▶

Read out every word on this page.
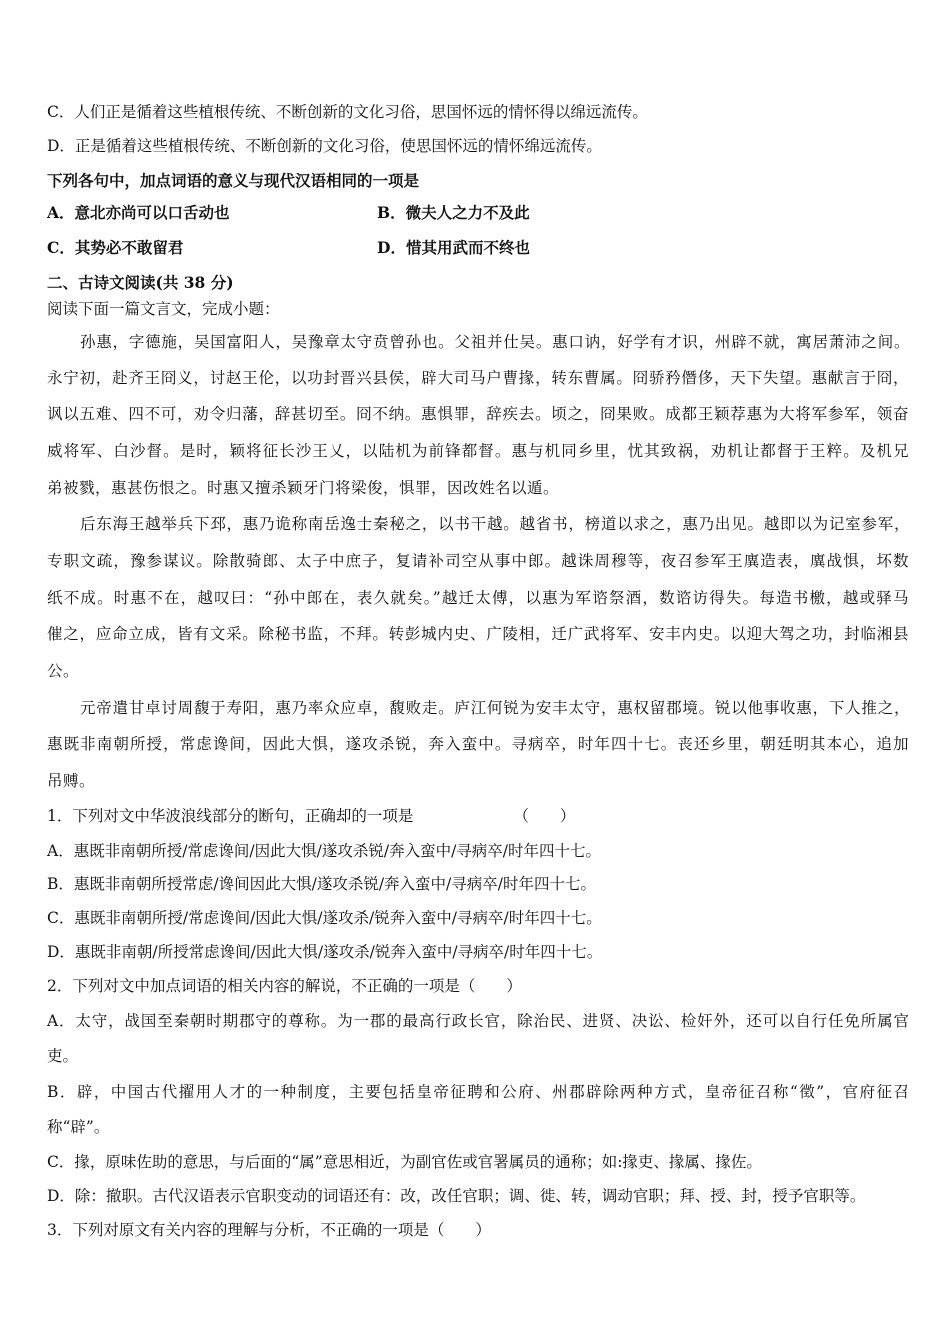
C．人们正是循着这些植根传统、不断创新的文化习俗，思国怀远的情怀得以绵远流传。
D．正是循着这些植根传统、不断创新的文化习俗，使思国怀远的情怀绵远流传。
下列各句中，加点词语的意义与现代汉语相同的一项是
A．意北亦尚可以口舌动也	B．微夫人之力不及此
C．其势必不敢留君	D．惜其用武而不终也
二、古诗文阅读(共 38 分)
阅读下面一篇文言文，完成小题：
孙惠，字德施，吴国富阳人，吴豫章太守贲曾孙也。父祖并仕吴。惠口讷，好学有才识，州辟不就，寓居萧沛之间。
永宁初，赴齐王冏义，讨赵王伦，以功封晋兴县侯，辟大司马户曹掾，转东曹属。冏骄矜僭侈，天下失望。惠献言于冏，
讽以五难、四不可，劝令归藩，辞甚切至。冏不纳。惠惧罪，辞疾去。顷之，冏果败。成都王颖荐惠为大将军参军，领奋
威将军、白沙督。是时，颖将征长沙王乂，以陆机为前锋都督。惠与机同乡里，忧其致祸，劝机让都督于王粹。及机兄
弟被戮，惠甚伤恨之。时惠又擅杀颖牙门将梁俊，惧罪，因改姓名以遁。
后东海王越举兵下邳，惠乃诡称南岳逸士秦秘之，以书干越。越省书，榜道以求之，惠乃出见。越即以为记室参军，
专职文疏，豫参谋议。除散骑郎、太子中庶子，复请补司空从事中郎。越诛周穆等，夜召参军王廙造表，廙战惧，坏数
纸不成。时惠不在，越叹曰：“孙中郎在，表久就矣。”越迁太傅，以惠为军谘祭酒，数谘访得失。每造书檄，越或驿马
催之，应命立成，皆有文采。除秘书监，不拜。转彭城内史、广陵相，迁广武将军、安丰内史。以迎大驾之功，封临湘县
公。
元帝遣甘卓讨周馥于寿阳，惠乃率众应卓，馥败走。庐江何锐为安丰太守，惠权留郡境。锐以他事收惠，下人推之，
惠既非南朝所授，常虑谗间，因此大惧，遂攻杀锐，奔入蛮中。寻病卒，时年四十七。丧还乡里，朝廷明其本心，追加
吊赙。
1．下列对文中华波浪线部分的断句，正确却的一项是	（　　）
A．惠既非南朝所授/常虑谗间/因此大惧/遂攻杀锐/奔入蛮中/寻病卒/时年四十七。
B．惠既非南朝所授常虑/谗间因此大惧/遂攻杀锐/奔入蛮中/寻病卒/时年四十七。
C．惠既非南朝所授/常虑谗间/因此大惧/遂攻杀/锐奔入蛮中/寻病卒/时年四十七。
D．惠既非南朝/所授常虑谗间/因此大惧/遂攻杀/锐奔入蛮中/寻病卒/时年四十七。
2．下列对文中加点词语的相关内容的解说，不正确的一项是（　　）
A．太守，战国至秦朝时期郡守的尊称。为一郡的最高行政长官，除治民、进贤、决讼、检奸外，还可以自行任免所属官
吏。
B．辟，中国古代擢用人才的一种制度，主要包括皇帝征聘和公府、州郡辟除两种方式，皇帝征召称“徵”，官府征召
称“辟”。
C．掾，原味佐助的意思，与后面的“属”意思相近，为副官佐或官署属员的通称；如:掾吏、掾属、掾佐。
D．除：撤职。古代汉语表示官职变动的词语还有：改，改任官职；调、徙、转，调动官职；拜、授、封，授予官职等。
3．下列对原文有关内容的理解与分析，不正确的一项是（　　）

◀

== REQUIRED TASK ==
Write out every line of the entries that holds the word "遂攻杀锐".

== FINAL RESULT ==
惠既非南朝所授，常虑谗间，因此大惧，遂攻杀锐，奔入蛮中。寻病卒，时年四十七。丧还乡里，朝廷明其本心，追加
A．惠既非南朝所授/常虑谗间/因此大惧/遂攻杀锐/奔入蛮中/寻病卒/时年四十七。
B．惠既非南朝所授常虑/谗间因此大惧/遂攻杀锐/奔入蛮中/寻病卒/时年四十七。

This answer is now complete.